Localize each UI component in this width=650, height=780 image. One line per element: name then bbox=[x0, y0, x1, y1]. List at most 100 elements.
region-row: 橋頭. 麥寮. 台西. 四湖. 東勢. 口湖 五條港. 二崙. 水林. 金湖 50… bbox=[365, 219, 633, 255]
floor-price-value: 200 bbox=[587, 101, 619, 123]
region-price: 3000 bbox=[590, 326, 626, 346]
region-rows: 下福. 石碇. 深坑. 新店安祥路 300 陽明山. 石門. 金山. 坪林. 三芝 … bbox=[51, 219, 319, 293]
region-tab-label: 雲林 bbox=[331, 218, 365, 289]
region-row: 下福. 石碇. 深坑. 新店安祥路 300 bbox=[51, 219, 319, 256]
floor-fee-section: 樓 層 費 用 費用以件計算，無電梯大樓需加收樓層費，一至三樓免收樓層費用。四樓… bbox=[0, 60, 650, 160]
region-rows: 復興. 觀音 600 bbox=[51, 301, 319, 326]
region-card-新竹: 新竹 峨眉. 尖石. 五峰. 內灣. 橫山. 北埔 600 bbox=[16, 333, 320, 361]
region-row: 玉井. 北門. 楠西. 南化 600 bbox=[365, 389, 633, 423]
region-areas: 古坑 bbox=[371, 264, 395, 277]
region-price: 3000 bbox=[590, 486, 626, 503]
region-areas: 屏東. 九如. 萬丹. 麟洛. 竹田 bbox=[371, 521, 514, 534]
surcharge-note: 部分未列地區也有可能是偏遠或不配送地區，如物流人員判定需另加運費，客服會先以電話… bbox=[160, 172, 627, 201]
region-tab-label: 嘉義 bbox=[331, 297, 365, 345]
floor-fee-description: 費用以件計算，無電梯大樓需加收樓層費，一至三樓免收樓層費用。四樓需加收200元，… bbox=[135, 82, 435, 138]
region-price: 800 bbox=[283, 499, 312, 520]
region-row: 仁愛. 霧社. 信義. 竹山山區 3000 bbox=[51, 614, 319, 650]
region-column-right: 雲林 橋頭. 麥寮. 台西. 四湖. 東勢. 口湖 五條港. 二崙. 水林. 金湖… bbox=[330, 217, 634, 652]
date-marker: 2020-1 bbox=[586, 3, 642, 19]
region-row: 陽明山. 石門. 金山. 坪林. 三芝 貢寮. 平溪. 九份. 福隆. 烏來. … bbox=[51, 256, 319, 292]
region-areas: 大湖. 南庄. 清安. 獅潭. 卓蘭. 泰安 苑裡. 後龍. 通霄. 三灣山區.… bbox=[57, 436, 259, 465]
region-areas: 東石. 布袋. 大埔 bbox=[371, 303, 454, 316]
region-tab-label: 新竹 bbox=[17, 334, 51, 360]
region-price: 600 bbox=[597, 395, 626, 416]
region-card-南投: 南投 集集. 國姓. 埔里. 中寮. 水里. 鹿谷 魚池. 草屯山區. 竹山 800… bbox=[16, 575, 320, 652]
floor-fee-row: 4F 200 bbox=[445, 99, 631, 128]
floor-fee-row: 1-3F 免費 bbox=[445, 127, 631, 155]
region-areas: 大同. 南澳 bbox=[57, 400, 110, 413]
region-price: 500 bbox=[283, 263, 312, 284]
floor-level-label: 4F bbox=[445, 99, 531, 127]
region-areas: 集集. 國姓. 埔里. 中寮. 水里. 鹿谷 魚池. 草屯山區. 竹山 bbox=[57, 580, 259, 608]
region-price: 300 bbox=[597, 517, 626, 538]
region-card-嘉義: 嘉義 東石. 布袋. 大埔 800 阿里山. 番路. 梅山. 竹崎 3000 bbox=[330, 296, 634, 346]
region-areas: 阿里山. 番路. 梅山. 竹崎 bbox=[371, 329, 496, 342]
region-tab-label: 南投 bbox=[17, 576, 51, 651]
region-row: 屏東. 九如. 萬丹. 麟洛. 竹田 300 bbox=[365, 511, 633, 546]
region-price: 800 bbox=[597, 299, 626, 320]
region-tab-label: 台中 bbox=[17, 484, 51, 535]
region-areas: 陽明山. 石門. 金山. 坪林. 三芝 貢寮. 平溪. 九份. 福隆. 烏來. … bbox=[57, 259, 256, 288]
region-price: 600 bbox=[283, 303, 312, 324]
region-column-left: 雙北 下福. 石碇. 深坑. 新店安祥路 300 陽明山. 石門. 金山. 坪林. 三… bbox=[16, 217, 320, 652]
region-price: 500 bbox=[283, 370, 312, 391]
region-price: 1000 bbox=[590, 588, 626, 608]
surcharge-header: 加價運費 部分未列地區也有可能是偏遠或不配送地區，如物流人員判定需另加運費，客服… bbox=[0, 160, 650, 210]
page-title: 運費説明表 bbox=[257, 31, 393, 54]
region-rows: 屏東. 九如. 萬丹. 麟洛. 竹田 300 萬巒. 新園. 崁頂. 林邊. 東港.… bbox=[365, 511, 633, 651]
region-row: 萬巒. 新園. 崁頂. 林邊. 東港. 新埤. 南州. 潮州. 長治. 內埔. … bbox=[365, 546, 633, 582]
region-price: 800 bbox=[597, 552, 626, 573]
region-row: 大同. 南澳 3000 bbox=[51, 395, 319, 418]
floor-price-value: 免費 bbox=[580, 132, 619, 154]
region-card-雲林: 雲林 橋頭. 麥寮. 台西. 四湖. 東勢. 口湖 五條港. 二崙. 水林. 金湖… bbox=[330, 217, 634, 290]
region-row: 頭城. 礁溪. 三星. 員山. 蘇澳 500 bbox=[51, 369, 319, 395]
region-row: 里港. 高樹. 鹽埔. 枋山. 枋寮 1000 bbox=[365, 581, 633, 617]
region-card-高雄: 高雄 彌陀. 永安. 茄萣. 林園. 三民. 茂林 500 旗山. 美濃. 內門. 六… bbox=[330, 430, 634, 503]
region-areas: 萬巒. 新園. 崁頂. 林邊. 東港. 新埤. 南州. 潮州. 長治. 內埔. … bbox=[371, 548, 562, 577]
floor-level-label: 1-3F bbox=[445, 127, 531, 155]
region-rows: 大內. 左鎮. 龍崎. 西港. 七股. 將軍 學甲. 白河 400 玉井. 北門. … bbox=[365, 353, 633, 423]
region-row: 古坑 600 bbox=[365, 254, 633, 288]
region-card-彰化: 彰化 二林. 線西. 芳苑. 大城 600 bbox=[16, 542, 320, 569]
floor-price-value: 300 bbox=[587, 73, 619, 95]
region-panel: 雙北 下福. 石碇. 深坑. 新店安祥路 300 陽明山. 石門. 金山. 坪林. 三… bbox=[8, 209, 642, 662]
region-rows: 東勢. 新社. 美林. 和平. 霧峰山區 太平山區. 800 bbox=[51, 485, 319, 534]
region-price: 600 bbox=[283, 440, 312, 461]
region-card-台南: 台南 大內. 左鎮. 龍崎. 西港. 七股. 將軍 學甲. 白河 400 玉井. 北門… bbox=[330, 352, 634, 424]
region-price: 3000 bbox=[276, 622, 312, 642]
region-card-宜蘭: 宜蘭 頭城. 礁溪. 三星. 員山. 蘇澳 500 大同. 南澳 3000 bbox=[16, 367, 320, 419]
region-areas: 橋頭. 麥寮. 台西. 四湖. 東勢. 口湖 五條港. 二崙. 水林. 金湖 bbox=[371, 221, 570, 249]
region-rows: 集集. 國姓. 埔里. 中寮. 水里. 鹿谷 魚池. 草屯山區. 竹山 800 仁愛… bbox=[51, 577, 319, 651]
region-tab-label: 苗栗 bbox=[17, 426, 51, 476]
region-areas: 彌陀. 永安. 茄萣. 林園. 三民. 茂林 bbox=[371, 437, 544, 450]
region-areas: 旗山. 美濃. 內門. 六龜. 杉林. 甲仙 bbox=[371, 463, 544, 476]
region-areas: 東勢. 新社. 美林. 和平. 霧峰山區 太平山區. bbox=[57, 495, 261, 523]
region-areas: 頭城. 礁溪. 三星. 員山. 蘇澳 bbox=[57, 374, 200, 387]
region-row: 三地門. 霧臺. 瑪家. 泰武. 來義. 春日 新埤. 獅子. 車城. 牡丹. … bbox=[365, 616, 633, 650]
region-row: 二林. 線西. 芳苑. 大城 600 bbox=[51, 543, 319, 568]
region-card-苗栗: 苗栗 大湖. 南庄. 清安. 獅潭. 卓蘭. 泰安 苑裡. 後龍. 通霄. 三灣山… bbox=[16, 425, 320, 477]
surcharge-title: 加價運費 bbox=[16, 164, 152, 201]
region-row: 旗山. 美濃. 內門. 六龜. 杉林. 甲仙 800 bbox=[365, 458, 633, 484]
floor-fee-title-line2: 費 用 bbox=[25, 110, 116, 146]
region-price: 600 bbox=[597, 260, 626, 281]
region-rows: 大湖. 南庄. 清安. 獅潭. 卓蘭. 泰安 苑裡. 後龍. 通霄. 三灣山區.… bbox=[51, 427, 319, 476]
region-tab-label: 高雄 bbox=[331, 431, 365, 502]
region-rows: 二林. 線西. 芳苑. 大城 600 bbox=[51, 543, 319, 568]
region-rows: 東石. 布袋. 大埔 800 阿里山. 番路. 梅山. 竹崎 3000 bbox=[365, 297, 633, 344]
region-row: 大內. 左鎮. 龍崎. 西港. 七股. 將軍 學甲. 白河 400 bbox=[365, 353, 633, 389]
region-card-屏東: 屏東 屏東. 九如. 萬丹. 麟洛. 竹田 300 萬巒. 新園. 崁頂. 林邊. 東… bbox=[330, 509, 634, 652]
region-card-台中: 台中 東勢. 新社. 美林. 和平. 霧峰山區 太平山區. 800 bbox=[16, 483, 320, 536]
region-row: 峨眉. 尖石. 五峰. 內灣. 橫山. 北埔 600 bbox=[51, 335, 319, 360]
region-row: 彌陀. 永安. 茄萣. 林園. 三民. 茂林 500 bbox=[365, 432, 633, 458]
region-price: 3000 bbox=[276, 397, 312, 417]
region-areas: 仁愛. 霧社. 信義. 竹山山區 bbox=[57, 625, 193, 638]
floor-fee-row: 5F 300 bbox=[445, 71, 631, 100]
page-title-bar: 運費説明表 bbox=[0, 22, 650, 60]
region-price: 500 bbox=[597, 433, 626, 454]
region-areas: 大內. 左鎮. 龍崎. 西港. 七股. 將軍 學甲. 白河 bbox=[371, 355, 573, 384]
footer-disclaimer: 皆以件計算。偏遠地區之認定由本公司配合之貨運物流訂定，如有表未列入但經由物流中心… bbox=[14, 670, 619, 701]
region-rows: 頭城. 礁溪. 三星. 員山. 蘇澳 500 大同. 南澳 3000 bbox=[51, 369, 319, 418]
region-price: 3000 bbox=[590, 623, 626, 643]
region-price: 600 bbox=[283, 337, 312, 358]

----------------

• [TASK DESCRIPTION] Copy out the rows above word for word, from the first one through the one containing "floor-price-value: 200 bbox=[587, 101, 619, 123]".

• [RESPONSE TO THE EXERCISE]
Localize each UI component in this width=650, height=780 image. One line per element: name then bbox=[x0, y0, x1, y1]. List at most 100 elements.
region-row: 橋頭. 麥寮. 台西. 四湖. 東勢. 口湖 五條港. 二崙. 水林. 金湖 50… bbox=[365, 219, 633, 255]
floor-price-value: 200 bbox=[587, 101, 619, 123]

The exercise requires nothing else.